WRITTEN PROBLEM: Find all lines in the listing that include the word "some", then copy them.

┌─ DATA IN THIS EXERCISE

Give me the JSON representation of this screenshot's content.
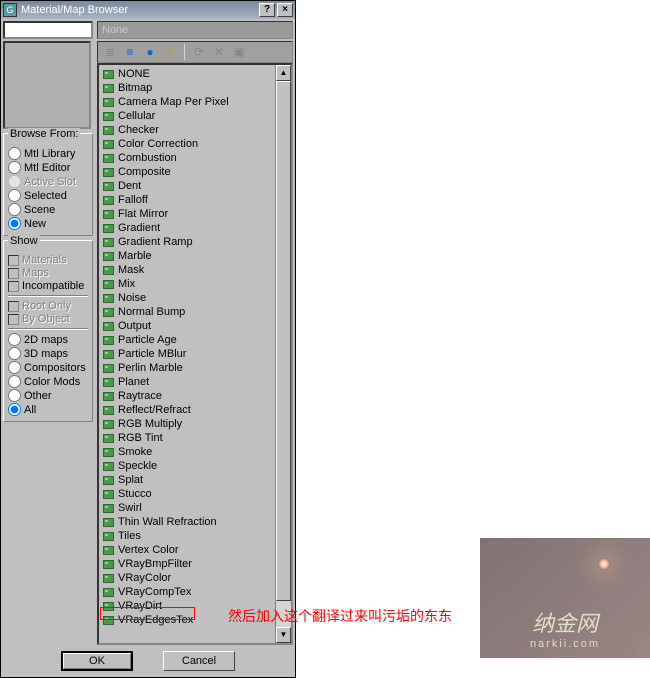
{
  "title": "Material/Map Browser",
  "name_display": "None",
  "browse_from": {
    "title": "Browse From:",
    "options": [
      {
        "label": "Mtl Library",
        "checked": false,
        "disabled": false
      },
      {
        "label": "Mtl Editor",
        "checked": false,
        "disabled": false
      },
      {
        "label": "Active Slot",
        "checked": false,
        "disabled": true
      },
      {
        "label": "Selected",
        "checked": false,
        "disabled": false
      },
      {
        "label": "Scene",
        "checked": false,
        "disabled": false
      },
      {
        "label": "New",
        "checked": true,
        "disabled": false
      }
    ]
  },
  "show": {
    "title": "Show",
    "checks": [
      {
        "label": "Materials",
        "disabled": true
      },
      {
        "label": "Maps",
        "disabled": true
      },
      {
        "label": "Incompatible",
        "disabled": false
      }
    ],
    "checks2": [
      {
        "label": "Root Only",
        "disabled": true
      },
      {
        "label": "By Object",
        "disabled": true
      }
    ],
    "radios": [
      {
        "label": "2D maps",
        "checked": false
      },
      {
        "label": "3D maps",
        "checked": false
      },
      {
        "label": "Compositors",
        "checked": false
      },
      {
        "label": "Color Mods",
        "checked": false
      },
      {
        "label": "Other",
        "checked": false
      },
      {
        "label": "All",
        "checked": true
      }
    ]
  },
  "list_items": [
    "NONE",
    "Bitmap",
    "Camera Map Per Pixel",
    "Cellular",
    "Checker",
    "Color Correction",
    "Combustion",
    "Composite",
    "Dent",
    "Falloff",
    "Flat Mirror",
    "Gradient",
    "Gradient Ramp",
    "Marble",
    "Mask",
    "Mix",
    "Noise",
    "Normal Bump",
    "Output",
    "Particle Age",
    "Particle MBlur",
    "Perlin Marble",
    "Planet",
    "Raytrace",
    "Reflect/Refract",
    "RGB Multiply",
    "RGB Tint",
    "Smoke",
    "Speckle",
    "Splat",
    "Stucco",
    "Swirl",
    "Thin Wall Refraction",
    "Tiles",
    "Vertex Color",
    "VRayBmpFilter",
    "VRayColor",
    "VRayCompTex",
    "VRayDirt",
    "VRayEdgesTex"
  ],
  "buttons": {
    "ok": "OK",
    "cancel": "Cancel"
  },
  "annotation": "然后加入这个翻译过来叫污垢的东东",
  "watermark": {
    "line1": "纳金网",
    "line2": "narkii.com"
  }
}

└─
┌─ DATA IN THIS EXERCISE

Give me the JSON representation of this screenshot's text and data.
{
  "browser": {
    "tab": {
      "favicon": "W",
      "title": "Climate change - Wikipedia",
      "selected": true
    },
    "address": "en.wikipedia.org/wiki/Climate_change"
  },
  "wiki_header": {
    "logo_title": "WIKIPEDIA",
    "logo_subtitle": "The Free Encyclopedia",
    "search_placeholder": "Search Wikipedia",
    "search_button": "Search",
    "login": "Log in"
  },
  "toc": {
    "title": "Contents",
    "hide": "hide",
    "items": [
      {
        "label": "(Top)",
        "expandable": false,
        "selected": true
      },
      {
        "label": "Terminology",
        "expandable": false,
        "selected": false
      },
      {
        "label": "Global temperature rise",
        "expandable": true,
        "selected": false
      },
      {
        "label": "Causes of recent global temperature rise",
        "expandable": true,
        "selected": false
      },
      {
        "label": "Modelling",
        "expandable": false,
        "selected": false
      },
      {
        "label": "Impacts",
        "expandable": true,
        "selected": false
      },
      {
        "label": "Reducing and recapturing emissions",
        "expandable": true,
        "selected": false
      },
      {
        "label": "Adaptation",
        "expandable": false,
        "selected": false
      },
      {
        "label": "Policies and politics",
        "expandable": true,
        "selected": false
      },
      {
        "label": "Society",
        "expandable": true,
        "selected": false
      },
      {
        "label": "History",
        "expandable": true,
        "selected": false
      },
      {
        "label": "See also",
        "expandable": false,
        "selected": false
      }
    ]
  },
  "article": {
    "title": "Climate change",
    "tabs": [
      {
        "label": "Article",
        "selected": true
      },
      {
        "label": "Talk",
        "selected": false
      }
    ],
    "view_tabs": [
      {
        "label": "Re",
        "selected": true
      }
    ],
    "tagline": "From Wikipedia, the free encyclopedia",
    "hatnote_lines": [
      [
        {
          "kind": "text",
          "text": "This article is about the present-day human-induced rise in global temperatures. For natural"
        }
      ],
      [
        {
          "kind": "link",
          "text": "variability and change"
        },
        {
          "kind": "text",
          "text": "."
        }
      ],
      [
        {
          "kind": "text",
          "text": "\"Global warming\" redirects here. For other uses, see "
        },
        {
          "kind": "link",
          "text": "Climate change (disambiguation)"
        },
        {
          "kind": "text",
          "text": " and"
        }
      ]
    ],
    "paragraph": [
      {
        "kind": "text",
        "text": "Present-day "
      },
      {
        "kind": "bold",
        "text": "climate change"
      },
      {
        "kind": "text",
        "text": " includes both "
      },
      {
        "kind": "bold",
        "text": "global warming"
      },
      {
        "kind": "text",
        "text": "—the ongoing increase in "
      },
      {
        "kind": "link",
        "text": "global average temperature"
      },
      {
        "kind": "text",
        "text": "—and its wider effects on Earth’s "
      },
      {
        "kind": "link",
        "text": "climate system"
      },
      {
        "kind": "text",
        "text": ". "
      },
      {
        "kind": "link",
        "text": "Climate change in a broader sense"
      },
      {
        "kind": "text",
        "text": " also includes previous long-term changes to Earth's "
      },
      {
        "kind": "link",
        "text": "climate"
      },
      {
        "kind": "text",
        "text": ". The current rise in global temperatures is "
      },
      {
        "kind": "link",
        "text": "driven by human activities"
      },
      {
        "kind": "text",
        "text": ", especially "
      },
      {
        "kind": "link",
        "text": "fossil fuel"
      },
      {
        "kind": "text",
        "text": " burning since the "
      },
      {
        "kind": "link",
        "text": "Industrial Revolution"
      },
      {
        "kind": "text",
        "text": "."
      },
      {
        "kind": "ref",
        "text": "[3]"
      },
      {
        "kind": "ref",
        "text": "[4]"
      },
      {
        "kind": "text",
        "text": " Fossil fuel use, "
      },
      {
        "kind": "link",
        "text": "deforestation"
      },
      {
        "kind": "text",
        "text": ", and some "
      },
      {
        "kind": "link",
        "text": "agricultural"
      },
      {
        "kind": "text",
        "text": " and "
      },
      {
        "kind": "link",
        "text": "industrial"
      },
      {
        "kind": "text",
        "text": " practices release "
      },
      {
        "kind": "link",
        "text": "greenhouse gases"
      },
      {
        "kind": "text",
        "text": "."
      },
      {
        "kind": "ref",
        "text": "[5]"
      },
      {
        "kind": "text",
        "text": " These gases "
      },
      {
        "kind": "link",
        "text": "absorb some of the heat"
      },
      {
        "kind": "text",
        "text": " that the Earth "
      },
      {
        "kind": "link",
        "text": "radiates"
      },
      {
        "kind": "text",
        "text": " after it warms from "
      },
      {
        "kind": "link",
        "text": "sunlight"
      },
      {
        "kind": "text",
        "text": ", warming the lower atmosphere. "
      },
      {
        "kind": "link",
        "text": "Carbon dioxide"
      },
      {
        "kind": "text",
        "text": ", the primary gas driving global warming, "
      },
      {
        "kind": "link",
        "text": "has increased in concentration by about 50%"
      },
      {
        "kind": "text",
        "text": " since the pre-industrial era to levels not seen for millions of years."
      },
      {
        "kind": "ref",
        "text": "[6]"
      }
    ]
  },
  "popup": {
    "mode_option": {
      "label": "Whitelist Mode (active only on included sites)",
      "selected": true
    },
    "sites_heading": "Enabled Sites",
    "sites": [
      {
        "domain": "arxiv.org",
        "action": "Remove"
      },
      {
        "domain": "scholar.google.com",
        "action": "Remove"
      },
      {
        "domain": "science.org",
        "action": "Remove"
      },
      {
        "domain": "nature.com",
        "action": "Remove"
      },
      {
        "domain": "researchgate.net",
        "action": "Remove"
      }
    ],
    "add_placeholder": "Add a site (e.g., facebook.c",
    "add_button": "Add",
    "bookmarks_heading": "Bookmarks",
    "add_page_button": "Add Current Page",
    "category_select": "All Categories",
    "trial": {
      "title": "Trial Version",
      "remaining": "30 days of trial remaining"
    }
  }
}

└─

ANSWER FOR THE TASK:
        "text": ", and some "
        "text": "absorb some of the heat"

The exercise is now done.